### GIVEN PROBLEM
Locate every line in the records below that contains the word "задач", and copy each one.

>>>

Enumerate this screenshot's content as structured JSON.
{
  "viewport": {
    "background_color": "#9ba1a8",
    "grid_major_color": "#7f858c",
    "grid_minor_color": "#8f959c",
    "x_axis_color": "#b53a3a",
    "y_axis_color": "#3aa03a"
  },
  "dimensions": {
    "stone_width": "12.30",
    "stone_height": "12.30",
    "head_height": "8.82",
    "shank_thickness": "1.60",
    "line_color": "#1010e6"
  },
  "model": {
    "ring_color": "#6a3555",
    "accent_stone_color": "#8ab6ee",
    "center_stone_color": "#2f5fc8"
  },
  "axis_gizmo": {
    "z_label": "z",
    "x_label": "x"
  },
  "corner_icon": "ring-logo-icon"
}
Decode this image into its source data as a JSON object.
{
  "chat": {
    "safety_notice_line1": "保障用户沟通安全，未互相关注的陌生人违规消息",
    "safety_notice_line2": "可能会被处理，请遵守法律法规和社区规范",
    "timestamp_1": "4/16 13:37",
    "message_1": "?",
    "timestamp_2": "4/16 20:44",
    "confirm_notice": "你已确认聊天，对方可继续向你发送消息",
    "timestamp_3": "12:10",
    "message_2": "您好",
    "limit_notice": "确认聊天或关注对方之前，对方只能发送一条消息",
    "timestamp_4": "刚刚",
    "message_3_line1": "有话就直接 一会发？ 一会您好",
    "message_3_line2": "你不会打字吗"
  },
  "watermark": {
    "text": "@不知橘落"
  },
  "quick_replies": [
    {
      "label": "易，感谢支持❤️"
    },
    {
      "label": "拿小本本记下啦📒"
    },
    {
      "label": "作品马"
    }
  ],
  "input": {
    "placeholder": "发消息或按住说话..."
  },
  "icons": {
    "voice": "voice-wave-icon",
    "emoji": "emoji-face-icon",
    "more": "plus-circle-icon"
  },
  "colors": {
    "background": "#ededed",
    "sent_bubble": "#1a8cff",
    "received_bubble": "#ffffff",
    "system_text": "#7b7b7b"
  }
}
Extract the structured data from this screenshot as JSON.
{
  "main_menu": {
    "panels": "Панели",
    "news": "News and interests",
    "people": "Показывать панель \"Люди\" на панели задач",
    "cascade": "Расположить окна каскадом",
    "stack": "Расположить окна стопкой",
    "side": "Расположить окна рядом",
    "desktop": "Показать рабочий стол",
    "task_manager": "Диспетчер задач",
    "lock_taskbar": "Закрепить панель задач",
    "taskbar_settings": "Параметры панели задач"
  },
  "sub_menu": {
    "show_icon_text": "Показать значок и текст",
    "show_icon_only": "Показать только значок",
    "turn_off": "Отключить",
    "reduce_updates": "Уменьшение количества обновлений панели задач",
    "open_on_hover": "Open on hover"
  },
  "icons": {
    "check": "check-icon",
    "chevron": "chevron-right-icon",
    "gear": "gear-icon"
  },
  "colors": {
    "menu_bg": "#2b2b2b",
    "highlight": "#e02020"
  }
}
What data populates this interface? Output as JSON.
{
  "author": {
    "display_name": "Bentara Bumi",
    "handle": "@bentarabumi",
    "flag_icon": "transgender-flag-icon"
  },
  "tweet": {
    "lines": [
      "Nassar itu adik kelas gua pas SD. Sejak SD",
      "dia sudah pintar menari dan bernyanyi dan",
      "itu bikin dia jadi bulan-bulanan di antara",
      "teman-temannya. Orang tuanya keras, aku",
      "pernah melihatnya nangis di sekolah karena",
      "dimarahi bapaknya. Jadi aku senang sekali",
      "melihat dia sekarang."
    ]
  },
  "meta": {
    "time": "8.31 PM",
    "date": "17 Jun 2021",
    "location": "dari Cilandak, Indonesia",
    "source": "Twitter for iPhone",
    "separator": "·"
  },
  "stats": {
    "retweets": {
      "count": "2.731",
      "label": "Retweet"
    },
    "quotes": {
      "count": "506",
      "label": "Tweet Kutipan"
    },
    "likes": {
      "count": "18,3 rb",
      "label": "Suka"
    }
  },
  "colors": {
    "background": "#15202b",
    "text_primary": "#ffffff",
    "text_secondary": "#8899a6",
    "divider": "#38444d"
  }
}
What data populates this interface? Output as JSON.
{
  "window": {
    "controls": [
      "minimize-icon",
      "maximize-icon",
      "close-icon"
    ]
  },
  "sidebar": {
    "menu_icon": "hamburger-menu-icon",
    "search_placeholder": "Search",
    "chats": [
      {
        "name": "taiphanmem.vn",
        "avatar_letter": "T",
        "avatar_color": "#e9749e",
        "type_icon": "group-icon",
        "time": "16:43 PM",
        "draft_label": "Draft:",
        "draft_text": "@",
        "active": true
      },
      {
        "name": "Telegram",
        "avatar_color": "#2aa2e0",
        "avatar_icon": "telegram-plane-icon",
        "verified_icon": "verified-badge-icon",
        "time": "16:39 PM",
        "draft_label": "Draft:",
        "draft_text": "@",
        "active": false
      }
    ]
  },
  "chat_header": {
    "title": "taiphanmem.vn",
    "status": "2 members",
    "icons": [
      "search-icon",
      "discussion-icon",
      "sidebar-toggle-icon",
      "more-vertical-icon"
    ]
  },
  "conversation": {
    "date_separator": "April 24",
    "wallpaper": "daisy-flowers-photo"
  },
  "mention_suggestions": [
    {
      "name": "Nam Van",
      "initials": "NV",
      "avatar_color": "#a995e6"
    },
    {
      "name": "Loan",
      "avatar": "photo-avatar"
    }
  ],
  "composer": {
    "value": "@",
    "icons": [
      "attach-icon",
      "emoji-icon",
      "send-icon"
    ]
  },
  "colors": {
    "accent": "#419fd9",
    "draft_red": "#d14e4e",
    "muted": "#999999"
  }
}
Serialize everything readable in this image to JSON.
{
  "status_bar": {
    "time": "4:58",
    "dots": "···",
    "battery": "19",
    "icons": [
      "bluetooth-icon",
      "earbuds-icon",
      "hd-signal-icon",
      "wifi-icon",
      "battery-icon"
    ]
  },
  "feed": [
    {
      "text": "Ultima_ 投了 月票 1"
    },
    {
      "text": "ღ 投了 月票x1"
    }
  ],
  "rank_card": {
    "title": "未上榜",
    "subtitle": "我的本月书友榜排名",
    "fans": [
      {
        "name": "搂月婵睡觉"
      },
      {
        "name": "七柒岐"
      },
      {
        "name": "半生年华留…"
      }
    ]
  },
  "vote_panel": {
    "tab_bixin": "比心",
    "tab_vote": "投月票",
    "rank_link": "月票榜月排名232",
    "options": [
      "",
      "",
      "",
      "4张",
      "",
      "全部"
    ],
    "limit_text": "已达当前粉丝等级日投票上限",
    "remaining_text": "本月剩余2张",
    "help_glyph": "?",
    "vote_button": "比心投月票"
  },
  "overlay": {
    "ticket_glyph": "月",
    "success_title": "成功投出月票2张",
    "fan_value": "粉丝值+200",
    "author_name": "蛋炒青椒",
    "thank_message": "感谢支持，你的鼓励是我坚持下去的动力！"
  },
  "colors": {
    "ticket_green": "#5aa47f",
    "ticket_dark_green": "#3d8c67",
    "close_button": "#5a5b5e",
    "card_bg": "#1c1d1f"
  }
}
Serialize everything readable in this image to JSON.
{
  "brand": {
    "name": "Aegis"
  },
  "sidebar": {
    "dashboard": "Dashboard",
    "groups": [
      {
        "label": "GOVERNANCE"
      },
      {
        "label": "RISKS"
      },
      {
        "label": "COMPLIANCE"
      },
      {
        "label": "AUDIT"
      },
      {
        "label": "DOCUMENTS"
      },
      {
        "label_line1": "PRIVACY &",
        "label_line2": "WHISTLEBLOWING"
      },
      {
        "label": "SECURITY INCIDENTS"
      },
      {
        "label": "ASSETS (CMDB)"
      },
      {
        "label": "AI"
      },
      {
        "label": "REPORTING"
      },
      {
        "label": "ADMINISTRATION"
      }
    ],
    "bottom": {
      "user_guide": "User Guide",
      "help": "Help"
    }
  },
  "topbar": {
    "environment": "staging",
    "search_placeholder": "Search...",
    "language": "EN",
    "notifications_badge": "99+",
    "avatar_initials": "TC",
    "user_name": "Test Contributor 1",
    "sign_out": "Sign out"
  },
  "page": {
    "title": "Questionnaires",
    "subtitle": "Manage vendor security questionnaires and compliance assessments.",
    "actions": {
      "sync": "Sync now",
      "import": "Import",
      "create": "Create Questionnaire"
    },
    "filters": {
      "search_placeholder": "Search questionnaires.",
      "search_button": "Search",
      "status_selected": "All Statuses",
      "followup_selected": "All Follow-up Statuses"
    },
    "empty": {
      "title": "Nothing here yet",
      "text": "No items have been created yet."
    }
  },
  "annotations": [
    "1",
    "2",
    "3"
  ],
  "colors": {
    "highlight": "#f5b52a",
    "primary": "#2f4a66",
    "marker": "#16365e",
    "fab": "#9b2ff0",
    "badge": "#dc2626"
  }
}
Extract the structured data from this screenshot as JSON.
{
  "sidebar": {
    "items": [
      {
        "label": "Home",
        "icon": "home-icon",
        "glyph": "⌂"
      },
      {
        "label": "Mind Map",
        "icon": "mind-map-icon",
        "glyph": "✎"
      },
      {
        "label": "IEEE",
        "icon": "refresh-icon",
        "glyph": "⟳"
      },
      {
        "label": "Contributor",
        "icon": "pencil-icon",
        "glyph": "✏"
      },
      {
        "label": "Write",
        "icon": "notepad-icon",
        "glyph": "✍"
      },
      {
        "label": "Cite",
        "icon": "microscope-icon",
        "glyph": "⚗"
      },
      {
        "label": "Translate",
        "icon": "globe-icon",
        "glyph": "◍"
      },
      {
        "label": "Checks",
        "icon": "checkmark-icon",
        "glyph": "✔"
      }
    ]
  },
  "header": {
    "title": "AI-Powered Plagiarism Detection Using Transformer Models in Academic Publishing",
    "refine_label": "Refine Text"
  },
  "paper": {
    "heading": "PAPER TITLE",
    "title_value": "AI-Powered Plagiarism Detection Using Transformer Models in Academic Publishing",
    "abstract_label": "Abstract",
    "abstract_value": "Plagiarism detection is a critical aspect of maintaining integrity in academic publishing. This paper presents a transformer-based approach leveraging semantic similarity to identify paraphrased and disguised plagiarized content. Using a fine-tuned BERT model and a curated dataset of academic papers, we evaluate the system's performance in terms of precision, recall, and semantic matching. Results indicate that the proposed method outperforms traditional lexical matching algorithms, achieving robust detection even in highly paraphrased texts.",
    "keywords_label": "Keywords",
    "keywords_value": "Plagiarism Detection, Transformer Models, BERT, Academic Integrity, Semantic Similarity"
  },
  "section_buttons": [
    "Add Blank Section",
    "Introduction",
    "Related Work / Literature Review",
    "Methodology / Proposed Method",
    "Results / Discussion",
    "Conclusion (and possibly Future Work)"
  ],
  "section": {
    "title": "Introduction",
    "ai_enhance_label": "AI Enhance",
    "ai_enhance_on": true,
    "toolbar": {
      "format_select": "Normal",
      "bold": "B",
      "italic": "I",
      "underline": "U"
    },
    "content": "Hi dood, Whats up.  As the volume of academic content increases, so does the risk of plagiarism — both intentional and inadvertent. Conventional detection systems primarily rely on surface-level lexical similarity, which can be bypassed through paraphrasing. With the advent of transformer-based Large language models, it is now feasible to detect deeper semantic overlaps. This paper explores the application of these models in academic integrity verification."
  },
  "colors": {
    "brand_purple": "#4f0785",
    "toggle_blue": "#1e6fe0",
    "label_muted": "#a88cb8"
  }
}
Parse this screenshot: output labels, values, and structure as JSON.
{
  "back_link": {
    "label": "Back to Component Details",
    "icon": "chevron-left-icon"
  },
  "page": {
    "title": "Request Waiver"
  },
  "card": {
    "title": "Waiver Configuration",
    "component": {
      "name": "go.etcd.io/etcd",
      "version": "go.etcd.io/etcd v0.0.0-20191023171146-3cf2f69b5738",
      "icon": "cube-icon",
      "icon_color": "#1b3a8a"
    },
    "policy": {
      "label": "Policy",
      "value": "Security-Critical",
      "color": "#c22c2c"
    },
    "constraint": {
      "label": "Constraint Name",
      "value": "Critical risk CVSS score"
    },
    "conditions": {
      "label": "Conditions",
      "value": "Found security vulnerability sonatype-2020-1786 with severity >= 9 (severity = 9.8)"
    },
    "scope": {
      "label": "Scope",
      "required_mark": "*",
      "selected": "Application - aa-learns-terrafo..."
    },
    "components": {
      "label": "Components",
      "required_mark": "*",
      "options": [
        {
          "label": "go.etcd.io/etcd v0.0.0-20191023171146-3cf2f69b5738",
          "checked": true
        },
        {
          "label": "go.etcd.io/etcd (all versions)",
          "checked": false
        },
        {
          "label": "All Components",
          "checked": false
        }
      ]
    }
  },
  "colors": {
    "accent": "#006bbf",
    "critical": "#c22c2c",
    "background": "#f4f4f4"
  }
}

<<<

### TASK SOLUTION
    "people": "Показывать панель \"Люди\" на панели задач",
    "task_manager": "Диспетчер задач",
    "lock_taskbar": "Закрепить панель задач",
    "taskbar_settings": "Параметры панели задач"
    "reduce_updates": "Уменьшение количества обновлений панели задач",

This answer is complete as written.